AIM: Repeat every line of the data exactly, but not the pictures.

MATERIAL FOR THIS TASK:
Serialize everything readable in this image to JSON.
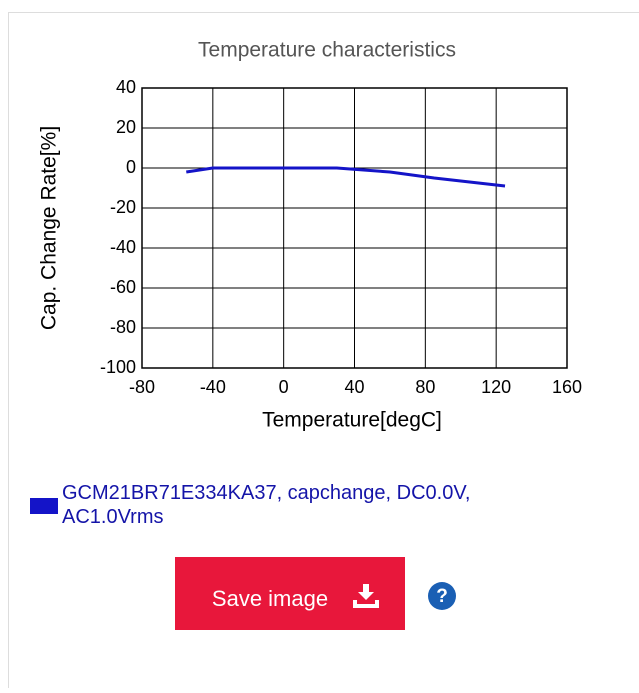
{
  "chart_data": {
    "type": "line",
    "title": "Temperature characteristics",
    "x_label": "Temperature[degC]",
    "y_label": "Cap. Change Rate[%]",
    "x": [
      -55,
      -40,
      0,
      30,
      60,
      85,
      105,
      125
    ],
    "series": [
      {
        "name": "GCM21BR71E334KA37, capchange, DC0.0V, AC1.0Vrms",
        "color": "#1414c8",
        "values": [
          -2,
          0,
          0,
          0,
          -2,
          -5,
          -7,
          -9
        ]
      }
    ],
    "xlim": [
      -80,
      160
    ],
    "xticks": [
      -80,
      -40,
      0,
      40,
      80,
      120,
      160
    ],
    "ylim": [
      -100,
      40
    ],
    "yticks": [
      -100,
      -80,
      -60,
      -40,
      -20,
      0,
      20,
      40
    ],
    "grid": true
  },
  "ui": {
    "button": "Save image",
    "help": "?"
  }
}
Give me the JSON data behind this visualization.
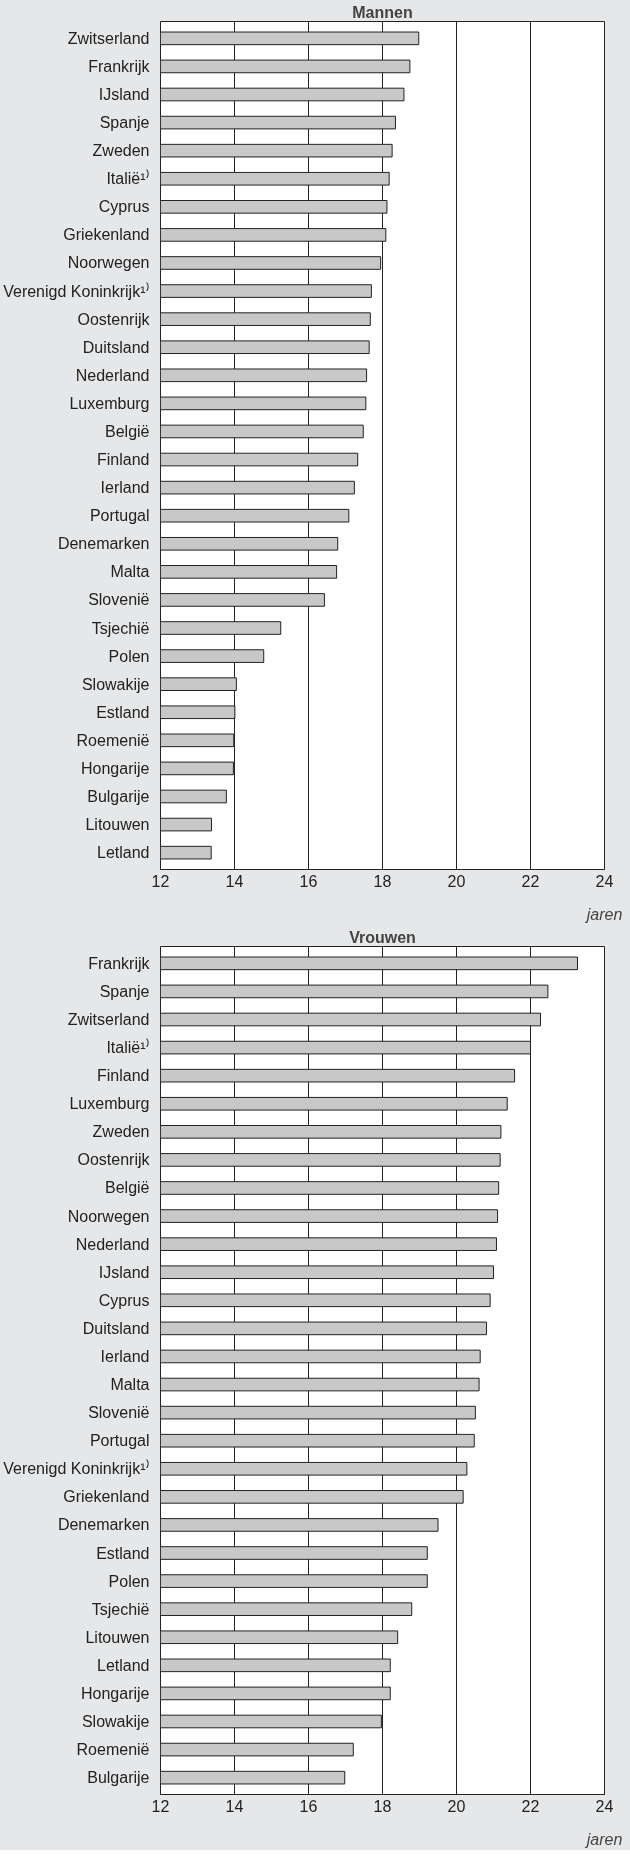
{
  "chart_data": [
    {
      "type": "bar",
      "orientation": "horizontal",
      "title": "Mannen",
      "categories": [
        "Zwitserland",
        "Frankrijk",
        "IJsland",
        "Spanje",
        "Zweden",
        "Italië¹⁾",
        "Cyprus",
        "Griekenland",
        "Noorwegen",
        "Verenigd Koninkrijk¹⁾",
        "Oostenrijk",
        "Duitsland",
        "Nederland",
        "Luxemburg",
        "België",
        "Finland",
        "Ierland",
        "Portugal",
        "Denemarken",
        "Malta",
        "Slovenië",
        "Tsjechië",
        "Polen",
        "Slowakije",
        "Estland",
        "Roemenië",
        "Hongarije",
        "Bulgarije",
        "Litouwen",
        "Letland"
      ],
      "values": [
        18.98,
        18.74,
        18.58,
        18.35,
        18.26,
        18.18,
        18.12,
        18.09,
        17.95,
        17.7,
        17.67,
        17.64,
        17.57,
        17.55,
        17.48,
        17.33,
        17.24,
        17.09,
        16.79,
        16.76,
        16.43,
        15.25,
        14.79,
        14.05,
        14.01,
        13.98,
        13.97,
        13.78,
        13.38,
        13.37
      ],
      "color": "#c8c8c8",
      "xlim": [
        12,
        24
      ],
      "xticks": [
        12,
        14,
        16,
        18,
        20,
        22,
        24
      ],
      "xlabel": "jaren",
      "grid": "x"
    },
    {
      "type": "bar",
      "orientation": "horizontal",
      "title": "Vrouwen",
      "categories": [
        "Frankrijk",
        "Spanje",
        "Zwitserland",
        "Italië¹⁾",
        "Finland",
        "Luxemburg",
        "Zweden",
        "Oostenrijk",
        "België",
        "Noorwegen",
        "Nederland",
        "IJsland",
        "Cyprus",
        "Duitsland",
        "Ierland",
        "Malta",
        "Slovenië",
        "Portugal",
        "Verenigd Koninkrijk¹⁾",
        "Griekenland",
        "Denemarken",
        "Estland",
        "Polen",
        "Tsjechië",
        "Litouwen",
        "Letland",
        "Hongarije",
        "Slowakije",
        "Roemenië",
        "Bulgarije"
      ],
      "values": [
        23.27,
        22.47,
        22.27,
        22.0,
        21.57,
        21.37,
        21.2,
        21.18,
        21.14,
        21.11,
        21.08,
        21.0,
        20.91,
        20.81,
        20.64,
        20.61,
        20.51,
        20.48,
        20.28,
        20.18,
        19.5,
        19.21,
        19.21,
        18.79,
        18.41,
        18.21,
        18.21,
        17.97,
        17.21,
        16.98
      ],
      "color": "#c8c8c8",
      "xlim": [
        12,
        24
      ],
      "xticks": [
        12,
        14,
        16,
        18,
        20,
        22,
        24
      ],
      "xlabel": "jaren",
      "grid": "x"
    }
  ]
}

RESULT:
Serialize everything readable in this image to JSON.
{
  "chart_data": {
    "type": "line",
    "title": "Temperature characteristics",
    "x_label": "Temperature[degC]",
    "y_label": "Cap. Change Rate[%]",
    "x": [
      -55,
      -40,
      0,
      30,
      60,
      85,
      105,
      125
    ],
    "series": [
      {
        "name": "GCM21BR71E334KA37, capchange, DC0.0V, AC1.0Vrms",
        "color": "#1414c8",
        "values": [
          -2,
          0,
          0,
          0,
          -2,
          -5,
          -7,
          -9
        ]
      }
    ],
    "xlim": [
      -80,
      160
    ],
    "xticks": [
      -80,
      -40,
      0,
      40,
      80,
      120,
      160
    ],
    "ylim": [
      -100,
      40
    ],
    "yticks": [
      -100,
      -80,
      -60,
      -40,
      -20,
      0,
      20,
      40
    ],
    "grid": true
  },
  "ui": {
    "button": "Save image",
    "help": "?"
  }
}
Give me the JSON data behind this visualization.
{
  "chart_data": [
    {
      "type": "bar",
      "orientation": "horizontal",
      "title": "Mannen",
      "categories": [
        "Zwitserland",
        "Frankrijk",
        "IJsland",
        "Spanje",
        "Zweden",
        "Italië¹⁾",
        "Cyprus",
        "Griekenland",
        "Noorwegen",
        "Verenigd Koninkrijk¹⁾",
        "Oostenrijk",
        "Duitsland",
        "Nederland",
        "Luxemburg",
        "België",
        "Finland",
        "Ierland",
        "Portugal",
        "Denemarken",
        "Malta",
        "Slovenië",
        "Tsjechië",
        "Polen",
        "Slowakije",
        "Estland",
        "Roemenië",
        "Hongarije",
        "Bulgarije",
        "Litouwen",
        "Letland"
      ],
      "values": [
        18.98,
        18.74,
        18.58,
        18.35,
        18.26,
        18.18,
        18.12,
        18.09,
        17.95,
        17.7,
        17.67,
        17.64,
        17.57,
        17.55,
        17.48,
        17.33,
        17.24,
        17.09,
        16.79,
        16.76,
        16.43,
        15.25,
        14.79,
        14.05,
        14.01,
        13.98,
        13.97,
        13.78,
        13.38,
        13.37
      ],
      "color": "#c8c8c8",
      "xlim": [
        12,
        24
      ],
      "xticks": [
        12,
        14,
        16,
        18,
        20,
        22,
        24
      ],
      "xlabel": "jaren",
      "grid": "x"
    },
    {
      "type": "bar",
      "orientation": "horizontal",
      "title": "Vrouwen",
      "categories": [
        "Frankrijk",
        "Spanje",
        "Zwitserland",
        "Italië¹⁾",
        "Finland",
        "Luxemburg",
        "Zweden",
        "Oostenrijk",
        "België",
        "Noorwegen",
        "Nederland",
        "IJsland",
        "Cyprus",
        "Duitsland",
        "Ierland",
        "Malta",
        "Slovenië",
        "Portugal",
        "Verenigd Koninkrijk¹⁾",
        "Griekenland",
        "Denemarken",
        "Estland",
        "Polen",
        "Tsjechië",
        "Litouwen",
        "Letland",
        "Hongarije",
        "Slowakije",
        "Roemenië",
        "Bulgarije"
      ],
      "values": [
        23.27,
        22.47,
        22.27,
        22.0,
        21.57,
        21.37,
        21.2,
        21.18,
        21.14,
        21.11,
        21.08,
        21.0,
        20.91,
        20.81,
        20.64,
        20.61,
        20.51,
        20.48,
        20.28,
        20.18,
        19.5,
        19.21,
        19.21,
        18.79,
        18.41,
        18.21,
        18.21,
        17.97,
        17.21,
        16.98
      ],
      "color": "#c8c8c8",
      "xlim": [
        12,
        24
      ],
      "xticks": [
        12,
        14,
        16,
        18,
        20,
        22,
        24
      ],
      "xlabel": "jaren",
      "grid": "x"
    }
  ]
}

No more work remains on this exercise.